## RECORDS SUPPLIED
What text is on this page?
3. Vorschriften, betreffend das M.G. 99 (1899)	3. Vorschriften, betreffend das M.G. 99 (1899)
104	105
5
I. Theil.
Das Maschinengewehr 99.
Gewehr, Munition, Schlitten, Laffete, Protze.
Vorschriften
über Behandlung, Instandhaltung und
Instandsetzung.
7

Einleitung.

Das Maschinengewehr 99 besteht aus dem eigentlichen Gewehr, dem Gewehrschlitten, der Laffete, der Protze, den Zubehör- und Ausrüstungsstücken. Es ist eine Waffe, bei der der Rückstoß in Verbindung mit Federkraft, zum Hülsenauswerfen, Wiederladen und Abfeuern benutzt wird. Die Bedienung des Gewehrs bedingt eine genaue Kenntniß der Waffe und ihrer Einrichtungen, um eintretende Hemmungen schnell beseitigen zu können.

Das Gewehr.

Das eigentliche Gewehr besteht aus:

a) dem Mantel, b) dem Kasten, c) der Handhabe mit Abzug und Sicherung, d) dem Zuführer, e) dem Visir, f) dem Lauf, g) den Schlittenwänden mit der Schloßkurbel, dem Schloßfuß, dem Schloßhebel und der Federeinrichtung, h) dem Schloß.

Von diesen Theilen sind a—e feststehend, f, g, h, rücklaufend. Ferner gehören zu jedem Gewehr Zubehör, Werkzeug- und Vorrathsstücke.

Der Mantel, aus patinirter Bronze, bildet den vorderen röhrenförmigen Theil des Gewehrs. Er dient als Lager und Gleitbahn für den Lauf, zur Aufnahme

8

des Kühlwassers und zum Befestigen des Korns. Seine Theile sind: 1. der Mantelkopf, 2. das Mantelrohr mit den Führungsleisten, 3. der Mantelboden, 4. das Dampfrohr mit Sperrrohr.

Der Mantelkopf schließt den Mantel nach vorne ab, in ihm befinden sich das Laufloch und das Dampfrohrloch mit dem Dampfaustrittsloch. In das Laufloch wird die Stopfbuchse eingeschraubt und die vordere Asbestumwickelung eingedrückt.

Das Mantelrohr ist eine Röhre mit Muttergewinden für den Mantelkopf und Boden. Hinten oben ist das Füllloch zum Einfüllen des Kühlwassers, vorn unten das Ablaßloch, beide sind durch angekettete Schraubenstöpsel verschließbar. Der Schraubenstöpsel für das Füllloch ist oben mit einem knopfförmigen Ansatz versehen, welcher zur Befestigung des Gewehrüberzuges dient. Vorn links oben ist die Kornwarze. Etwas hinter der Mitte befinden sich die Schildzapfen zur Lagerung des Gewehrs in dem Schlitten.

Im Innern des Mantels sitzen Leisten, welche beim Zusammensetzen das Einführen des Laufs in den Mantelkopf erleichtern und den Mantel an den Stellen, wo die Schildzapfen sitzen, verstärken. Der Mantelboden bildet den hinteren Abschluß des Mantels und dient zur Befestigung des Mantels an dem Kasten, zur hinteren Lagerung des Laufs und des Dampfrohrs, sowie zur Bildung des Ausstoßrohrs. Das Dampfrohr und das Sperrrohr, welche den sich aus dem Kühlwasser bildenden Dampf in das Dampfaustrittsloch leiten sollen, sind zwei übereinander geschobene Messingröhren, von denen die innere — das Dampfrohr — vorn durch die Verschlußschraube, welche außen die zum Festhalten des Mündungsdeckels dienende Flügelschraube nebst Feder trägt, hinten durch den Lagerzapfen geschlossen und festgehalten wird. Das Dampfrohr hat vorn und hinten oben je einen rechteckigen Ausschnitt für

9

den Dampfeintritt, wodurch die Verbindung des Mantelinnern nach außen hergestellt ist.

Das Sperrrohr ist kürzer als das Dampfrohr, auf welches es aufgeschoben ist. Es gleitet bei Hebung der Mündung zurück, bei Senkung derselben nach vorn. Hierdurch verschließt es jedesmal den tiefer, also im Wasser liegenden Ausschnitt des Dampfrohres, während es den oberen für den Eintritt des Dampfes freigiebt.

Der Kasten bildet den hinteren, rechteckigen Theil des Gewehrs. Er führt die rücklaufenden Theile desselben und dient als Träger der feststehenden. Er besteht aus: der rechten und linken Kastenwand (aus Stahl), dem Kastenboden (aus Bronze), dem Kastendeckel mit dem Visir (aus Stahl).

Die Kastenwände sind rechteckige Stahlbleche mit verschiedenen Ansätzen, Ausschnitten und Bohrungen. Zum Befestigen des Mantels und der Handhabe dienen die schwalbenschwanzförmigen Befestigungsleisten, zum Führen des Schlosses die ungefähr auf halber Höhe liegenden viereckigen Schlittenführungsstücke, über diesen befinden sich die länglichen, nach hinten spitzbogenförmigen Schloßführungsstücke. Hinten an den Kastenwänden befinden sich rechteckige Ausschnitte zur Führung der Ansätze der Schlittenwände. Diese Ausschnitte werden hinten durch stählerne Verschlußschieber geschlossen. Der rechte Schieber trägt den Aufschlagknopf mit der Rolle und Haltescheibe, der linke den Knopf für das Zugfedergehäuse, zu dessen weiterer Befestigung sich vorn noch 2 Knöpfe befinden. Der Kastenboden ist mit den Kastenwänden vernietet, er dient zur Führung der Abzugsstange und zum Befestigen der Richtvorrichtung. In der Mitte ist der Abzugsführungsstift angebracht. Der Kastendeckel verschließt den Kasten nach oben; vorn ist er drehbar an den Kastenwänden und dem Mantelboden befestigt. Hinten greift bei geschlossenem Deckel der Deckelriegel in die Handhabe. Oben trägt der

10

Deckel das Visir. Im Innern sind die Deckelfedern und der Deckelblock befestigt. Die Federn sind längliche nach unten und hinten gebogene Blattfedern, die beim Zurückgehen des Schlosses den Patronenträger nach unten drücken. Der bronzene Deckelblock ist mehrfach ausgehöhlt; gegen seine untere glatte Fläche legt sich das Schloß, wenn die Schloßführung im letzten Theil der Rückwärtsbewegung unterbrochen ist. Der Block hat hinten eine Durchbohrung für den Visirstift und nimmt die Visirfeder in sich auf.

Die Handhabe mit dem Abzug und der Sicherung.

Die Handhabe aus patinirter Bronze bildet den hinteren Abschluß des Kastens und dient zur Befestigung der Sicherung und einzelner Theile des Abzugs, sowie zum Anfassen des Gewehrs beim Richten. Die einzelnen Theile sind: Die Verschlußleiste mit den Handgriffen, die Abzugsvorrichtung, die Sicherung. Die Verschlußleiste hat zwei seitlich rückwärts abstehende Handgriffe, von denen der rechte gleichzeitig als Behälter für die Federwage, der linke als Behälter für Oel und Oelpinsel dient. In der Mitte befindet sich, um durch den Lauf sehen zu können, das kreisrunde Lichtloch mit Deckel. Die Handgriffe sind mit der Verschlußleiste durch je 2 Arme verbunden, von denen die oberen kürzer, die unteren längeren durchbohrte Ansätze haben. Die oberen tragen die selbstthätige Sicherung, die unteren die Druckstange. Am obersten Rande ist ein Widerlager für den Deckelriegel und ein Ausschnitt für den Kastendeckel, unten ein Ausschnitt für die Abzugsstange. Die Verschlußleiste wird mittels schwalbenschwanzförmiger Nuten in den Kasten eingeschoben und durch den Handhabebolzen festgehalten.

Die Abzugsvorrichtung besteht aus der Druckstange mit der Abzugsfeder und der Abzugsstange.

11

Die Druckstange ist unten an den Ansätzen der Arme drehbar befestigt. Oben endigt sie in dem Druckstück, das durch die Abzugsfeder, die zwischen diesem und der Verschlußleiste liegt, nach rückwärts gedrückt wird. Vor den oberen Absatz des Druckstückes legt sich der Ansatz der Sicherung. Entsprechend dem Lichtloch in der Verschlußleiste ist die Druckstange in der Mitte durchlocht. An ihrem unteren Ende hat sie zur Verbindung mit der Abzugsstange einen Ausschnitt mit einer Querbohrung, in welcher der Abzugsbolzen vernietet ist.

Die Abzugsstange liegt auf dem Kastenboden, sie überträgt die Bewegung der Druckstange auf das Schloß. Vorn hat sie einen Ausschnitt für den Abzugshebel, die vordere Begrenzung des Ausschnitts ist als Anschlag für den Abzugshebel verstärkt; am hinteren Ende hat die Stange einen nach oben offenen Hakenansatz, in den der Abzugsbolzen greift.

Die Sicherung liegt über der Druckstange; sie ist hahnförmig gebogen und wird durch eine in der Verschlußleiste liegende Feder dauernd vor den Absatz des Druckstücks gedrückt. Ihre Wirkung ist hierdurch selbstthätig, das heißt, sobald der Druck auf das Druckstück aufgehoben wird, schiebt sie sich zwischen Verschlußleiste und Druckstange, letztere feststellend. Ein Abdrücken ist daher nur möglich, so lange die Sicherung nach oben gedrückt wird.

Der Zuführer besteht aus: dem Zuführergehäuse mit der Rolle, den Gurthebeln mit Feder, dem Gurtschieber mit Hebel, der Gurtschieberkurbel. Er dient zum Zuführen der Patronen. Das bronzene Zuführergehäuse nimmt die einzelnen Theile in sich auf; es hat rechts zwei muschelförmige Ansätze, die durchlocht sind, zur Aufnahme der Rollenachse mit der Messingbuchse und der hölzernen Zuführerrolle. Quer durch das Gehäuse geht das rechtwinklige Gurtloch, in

## TASK DETAILS
In the lines above, find each one with "Abzugsfeder" and list it.

## EXPECTED ANSWER
Die Abzugsvorrichtung besteht aus der Druckstange mit der Abzugsfeder und der Abzugsstange.
Die Druckstange ist unten an den Ansätzen der Arme drehbar befestigt. Oben endigt sie in dem Druckstück, das durch die Abzugsfeder, die zwischen diesem und der Verschlußleiste liegt, nach rückwärts gedrückt wird. Vor den oberen Absatz des Druckstückes legt sich der Ansatz der Sicherung. Entsprechend dem Lichtloch in der Verschlußleiste ist die Druckstange in der Mitte durchlocht. An ihrem unteren Ende hat sie zur Verbindung mit der Abzugsstange einen Ausschnitt mit einer Querbohrung, in welcher der Abzugsbolzen vernietet ist.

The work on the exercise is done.